Element box annotations:
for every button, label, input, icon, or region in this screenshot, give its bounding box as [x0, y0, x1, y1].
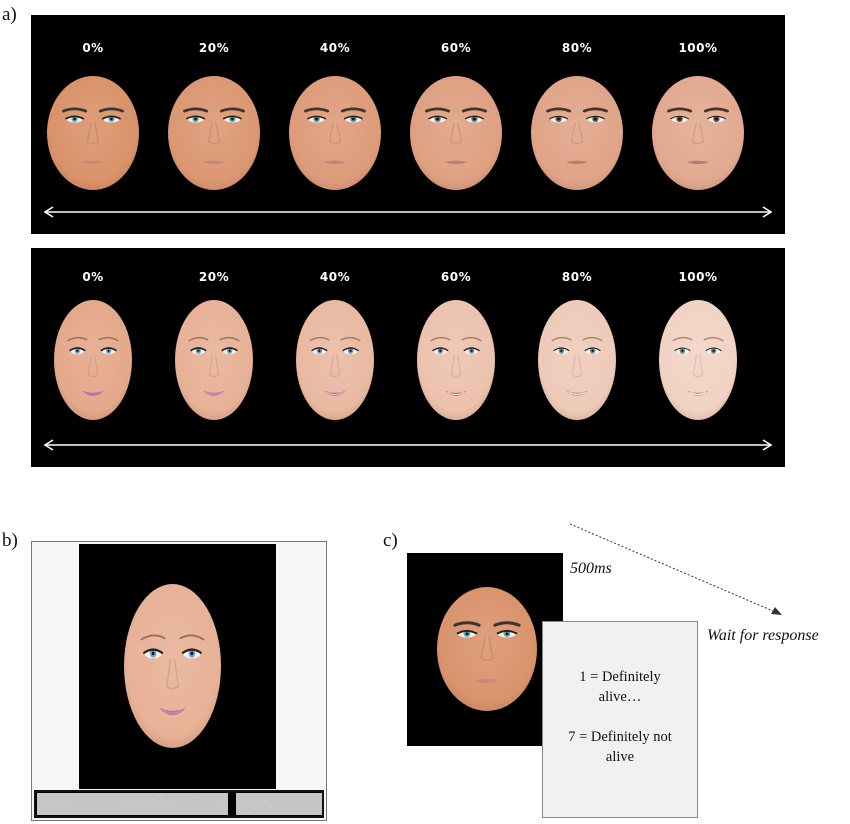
morph-percent-label: 100% — [678, 270, 718, 284]
female-face-image — [175, 300, 253, 420]
morph-percent-label: 80% — [561, 270, 593, 284]
morph-percent-label: 80% — [561, 41, 593, 55]
male-face-image — [410, 76, 502, 190]
morph-percent-label: 0% — [82, 41, 104, 55]
morph-percent-label: 60% — [440, 41, 472, 55]
male-morph-strip: 0% 20% 40% 60% — [31, 15, 785, 234]
morph-percent-label: 100% — [678, 41, 718, 55]
morph-percent-label: 40% — [319, 270, 351, 284]
morph-percent-label: 0% — [82, 270, 104, 284]
male-face-image — [168, 76, 260, 190]
stimulus-display — [79, 544, 276, 789]
panel-b-label: b) — [2, 530, 18, 551]
duration-label: 500ms — [570, 560, 612, 577]
male-face-image — [289, 76, 381, 190]
morph-percent-label: 20% — [198, 270, 230, 284]
male-face-image — [47, 76, 139, 190]
female-morph-strip: 0% 20% 40% — [31, 248, 785, 467]
response-scale-box: 1 = Definitely alive… 7 = Definitely not… — [542, 621, 698, 818]
male-face-image — [531, 76, 623, 190]
time-arrow-icon — [569, 523, 782, 615]
continuum-arrow-icon — [43, 439, 773, 451]
female-face-image — [417, 300, 495, 420]
female-face-image — [538, 300, 616, 420]
morph-percent-label: 20% — [198, 41, 230, 55]
slider-track-right — [236, 793, 322, 815]
morph-percent-label: 40% — [319, 41, 351, 55]
slider-track-left — [37, 793, 228, 815]
female-face-image — [659, 300, 737, 420]
female-face-image — [54, 300, 132, 420]
wait-label: Wait for response — [707, 627, 819, 644]
panel-a-label: a) — [2, 4, 17, 25]
rating-screen — [31, 541, 327, 821]
stimulus-screen — [407, 553, 563, 746]
morph-percent-label: 60% — [440, 270, 472, 284]
rating-slider[interactable] — [34, 790, 324, 818]
scale-high-text: 7 = Definitely not alive — [568, 729, 672, 765]
doll-face-image — [124, 584, 221, 748]
male-doll-face-image — [437, 587, 537, 711]
male-face-image — [652, 76, 744, 190]
female-face-image — [296, 300, 374, 420]
continuum-arrow-icon — [43, 206, 773, 218]
scale-low-text: 1 = Definitely alive… — [579, 669, 661, 705]
panel-c-label: c) — [383, 530, 398, 551]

Work to do:
Could you write out the listing above again, substituting "morph-level-label" for every occurrence of "morph-percent-label", with everything else unchanged and the pictures left out?

Solution to this task:
for every button, label, input, icon, or region in this screenshot, give its bounding box as [x0, y0, x1, y1].
morph-level-label: 100% — [678, 270, 718, 284]
female-face-image — [175, 300, 253, 420]
morph-level-label: 80% — [561, 270, 593, 284]
morph-level-label: 80% — [561, 41, 593, 55]
male-face-image — [410, 76, 502, 190]
morph-level-label: 0% — [82, 41, 104, 55]
morph-level-label: 60% — [440, 41, 472, 55]
male-morph-strip: 0% 20% 40% 60% — [31, 15, 785, 234]
morph-level-label: 100% — [678, 41, 718, 55]
morph-level-label: 40% — [319, 270, 351, 284]
morph-level-label: 0% — [82, 270, 104, 284]
male-face-image — [168, 76, 260, 190]
stimulus-display — [79, 544, 276, 789]
panel-b-label: b) — [2, 530, 18, 551]
duration-label: 500ms — [570, 560, 612, 577]
male-face-image — [289, 76, 381, 190]
morph-level-label: 20% — [198, 270, 230, 284]
male-face-image — [47, 76, 139, 190]
female-morph-strip: 0% 20% 40% — [31, 248, 785, 467]
response-scale-box: 1 = Definitely alive… 7 = Definitely not… — [542, 621, 698, 818]
male-face-image — [531, 76, 623, 190]
time-arrow-icon — [569, 523, 782, 615]
continuum-arrow-icon — [43, 439, 773, 451]
female-face-image — [417, 300, 495, 420]
female-face-image — [538, 300, 616, 420]
morph-level-label: 20% — [198, 41, 230, 55]
slider-track-right — [236, 793, 322, 815]
morph-level-label: 40% — [319, 41, 351, 55]
slider-track-left — [37, 793, 228, 815]
female-face-image — [659, 300, 737, 420]
female-face-image — [54, 300, 132, 420]
wait-label: Wait for response — [707, 627, 819, 644]
panel-a-label: a) — [2, 4, 17, 25]
rating-screen — [31, 541, 327, 821]
stimulus-screen — [407, 553, 563, 746]
morph-level-label: 60% — [440, 270, 472, 284]
rating-slider[interactable] — [34, 790, 324, 818]
scale-high-text: 7 = Definitely not alive — [568, 729, 672, 765]
doll-face-image — [124, 584, 221, 748]
male-doll-face-image — [437, 587, 537, 711]
male-face-image — [652, 76, 744, 190]
female-face-image — [296, 300, 374, 420]
continuum-arrow-icon — [43, 206, 773, 218]
scale-low-text: 1 = Definitely alive… — [579, 669, 661, 705]
panel-c-label: c) — [383, 530, 398, 551]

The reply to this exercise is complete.